> **AIM**:
Answer these from the text on tire lubricating compositions:
(a) In the example from FR-A-2 100 803 that uses glycerine, what approximate volume fraction of glycerine is given?
(b) Which thickening agents does the composition in FR-A-2 397 453 and JP-B-83/30 000 contain?
(c) What drawback of ethoxylated nonylphenol is stated?

These compositions are essentially composed of an aqueous lubricating agent, a thickening agent intended to increase the viscosity of the lubricating agent so as to minimize the flowing of said lubricating agent due to the weight when the vehicle is at rest or is traveling with its tires inflated, and a surfactant.

French patent specification FR-A-2 100 803 mentions such lubricating compositions for tire/tire lubrication. Each of the lubricating agents described in this document comprises water in a majority proportion and, in a minority proportion, a compound for lubrication such as a silicone oil, ethylene glycol or glycerine. In the example of embodiment mentioning glycerine, the latter is present in the lubricating agent and in the lubricating composition in volume fractions of approximately 30%, compared with 70% for water. Hydroxy-ethylcellulose is mentioned as thickening agent.

It will be noted that this high volume of water is intended, on one hand, to reinflate by volatilization the tire when traveling on a flat tire and to reduce to a certain extent the stresses of which the sidewalls of the tire are the seat, and, on the other hand, to optimize the foaming effect of the surfactant used when traveling on a flat tire.

French patent specification FR-A-2 397 453 and Japanese patent specification JP-B-83/30 000 also mention a lubricating composition for tire/tire lubrication which is intended to reduce the friction between the upper and lower parts of deflated sidewalls. The lubricating agent of the composition applied to the sidewalls of the tire comprises water in a majority proportion and ethylene glycol in a minority proportion, as in document FR-A-2 100 803. The lubricating composition comprises, as thickening agent, a polyethylene oxide and a polysaccharide, and it furthermore comprises a fibrous filler of cellulose type.

More recently, attempts have been made to improve the endurance of mounted assemblies, under conditions of travel at reduced or zero inflation pressure, by providing a safety support which is mounted on the wheel rim so as to be able to support the tread of the tire in the event of a drop in the inflation pressure. Mention may be made of French patent specification FR-A-2 746 347 for the description of such a support.

In this context, support/tire lubricating compositions were tested which are specifically intended to reduce the friction between said support and the inner face of the tire surrounding the support, these compositions conventionally being applied to the inner face of the tire, prior to the mounting thereof on the rim, and under conditions of travel on a flat tire and of load which are more severe and over periods which are distinctly superior to those relating to the prior tests without safety support.

As lubricating composition for support/tire lubrication, mention may be made for example of a composition the lubricating agent of which is based on polyalkene glycols and ethoxylated nonylphenol, and a thickening agent.

Such a composition imparts satisfactory endurance when traveling on a flat tire to the mounted assemblies incorporating it. However, one major disadvantage of this composition lies in the presence of the ethoxylated nonylphenol, which is a product that irritates the skin and eyes.

SUMMARY OF THE INVENTION

The present invention relates to a lubricating composition usable for lubricating an interface between a tire and a safety support mounted on a wheel rim within said tire, and a mounted assembly for an automobile provided with said lubricating composition.

> **ENTRIES PROVIDED**:

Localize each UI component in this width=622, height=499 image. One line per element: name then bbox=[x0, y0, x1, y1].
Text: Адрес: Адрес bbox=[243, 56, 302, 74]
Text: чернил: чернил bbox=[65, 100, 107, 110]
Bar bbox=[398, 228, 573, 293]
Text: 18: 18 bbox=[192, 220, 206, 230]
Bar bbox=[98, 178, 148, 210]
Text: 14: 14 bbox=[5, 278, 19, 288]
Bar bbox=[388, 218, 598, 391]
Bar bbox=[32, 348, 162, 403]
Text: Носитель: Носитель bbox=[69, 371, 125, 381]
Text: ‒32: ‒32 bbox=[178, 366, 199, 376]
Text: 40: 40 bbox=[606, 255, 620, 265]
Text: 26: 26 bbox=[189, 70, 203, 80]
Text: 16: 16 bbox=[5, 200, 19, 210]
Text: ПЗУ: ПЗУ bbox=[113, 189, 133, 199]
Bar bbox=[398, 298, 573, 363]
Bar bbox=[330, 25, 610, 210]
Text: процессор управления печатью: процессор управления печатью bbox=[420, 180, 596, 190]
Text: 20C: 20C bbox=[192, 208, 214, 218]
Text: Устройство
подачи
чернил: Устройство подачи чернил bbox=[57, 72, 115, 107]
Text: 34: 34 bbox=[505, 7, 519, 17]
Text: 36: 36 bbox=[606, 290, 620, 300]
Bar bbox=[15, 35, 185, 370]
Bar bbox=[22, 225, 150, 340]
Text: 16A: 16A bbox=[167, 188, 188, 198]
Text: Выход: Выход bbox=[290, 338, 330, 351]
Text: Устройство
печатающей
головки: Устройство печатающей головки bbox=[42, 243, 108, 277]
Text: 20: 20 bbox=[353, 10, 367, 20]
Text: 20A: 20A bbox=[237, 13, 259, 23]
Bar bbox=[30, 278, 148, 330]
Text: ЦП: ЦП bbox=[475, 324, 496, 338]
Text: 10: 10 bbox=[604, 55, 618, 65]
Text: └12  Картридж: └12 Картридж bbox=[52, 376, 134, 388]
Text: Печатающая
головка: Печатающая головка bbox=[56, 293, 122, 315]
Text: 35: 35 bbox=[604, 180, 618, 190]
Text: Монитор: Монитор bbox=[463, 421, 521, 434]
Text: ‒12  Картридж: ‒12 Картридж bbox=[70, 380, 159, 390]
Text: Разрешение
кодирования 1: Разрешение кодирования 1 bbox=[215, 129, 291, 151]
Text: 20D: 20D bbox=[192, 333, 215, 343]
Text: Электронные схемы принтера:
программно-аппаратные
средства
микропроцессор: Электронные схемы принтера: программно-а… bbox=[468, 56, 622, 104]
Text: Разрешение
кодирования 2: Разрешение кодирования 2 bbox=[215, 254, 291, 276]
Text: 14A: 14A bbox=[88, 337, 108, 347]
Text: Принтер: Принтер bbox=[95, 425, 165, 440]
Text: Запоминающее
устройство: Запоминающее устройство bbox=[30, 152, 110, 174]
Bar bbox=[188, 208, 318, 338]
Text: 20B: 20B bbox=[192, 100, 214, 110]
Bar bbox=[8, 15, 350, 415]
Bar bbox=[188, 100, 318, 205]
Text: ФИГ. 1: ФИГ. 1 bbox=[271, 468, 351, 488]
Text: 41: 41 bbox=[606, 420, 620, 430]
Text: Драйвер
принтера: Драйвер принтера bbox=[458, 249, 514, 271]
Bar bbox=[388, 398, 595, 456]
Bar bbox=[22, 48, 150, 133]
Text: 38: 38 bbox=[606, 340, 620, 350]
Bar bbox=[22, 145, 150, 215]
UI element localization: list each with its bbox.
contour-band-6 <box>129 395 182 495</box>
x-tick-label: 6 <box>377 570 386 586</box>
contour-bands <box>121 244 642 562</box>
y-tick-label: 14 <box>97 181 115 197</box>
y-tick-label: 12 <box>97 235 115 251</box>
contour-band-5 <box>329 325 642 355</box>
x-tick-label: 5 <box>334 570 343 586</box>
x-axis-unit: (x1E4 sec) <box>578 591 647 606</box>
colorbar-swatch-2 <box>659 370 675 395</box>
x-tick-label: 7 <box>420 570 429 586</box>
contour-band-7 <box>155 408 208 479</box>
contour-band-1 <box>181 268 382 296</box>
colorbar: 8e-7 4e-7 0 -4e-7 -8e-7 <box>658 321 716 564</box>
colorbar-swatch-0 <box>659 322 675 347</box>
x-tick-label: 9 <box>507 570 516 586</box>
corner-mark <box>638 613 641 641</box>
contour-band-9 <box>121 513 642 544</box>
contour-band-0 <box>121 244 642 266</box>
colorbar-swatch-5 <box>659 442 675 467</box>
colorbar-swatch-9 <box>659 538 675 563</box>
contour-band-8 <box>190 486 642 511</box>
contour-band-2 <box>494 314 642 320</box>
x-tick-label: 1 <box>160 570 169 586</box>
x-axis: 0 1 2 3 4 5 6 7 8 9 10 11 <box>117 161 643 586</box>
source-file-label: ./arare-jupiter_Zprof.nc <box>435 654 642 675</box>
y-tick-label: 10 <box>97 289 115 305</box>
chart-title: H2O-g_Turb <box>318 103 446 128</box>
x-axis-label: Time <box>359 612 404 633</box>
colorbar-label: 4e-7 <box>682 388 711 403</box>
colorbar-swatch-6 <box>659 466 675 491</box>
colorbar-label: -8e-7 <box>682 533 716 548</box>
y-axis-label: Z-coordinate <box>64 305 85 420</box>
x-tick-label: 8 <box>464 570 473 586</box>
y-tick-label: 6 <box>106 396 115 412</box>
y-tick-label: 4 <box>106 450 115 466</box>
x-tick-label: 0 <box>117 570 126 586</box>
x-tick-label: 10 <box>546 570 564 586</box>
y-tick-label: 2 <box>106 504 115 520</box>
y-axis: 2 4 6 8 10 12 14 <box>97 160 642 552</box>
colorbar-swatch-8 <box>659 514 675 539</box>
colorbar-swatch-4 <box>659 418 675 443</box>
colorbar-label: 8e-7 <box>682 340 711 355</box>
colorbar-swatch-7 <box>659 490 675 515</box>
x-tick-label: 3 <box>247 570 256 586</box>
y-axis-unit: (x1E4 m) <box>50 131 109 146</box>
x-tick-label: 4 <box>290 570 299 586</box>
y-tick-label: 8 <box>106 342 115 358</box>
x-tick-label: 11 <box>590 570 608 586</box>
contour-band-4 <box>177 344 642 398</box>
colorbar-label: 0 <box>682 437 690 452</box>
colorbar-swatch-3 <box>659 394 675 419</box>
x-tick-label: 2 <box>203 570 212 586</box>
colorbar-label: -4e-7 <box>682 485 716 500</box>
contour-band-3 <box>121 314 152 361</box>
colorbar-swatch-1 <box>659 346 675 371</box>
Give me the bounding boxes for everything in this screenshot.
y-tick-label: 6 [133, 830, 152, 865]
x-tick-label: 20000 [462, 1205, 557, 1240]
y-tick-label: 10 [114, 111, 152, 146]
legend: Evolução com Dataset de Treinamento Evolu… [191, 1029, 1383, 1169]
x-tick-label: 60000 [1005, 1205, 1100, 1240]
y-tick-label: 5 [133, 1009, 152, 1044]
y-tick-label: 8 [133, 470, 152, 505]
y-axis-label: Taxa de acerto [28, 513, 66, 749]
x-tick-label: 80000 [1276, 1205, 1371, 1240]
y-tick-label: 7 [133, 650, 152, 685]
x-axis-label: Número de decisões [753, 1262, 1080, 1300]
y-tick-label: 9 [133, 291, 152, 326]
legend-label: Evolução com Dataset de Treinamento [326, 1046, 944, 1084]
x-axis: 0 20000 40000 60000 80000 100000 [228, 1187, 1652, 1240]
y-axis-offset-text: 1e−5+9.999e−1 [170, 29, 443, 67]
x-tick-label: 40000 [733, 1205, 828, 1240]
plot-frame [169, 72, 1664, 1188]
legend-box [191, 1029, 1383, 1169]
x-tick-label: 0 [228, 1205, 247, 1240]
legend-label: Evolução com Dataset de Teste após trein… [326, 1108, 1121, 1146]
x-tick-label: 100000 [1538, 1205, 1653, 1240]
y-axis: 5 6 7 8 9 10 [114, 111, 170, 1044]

> **FINAL RESULT**:
(a) Approximately 30%, compared with 70% for water.
(b) A polyethylene oxide and a polysaccharide.
(c) It irritates the skin and eyes.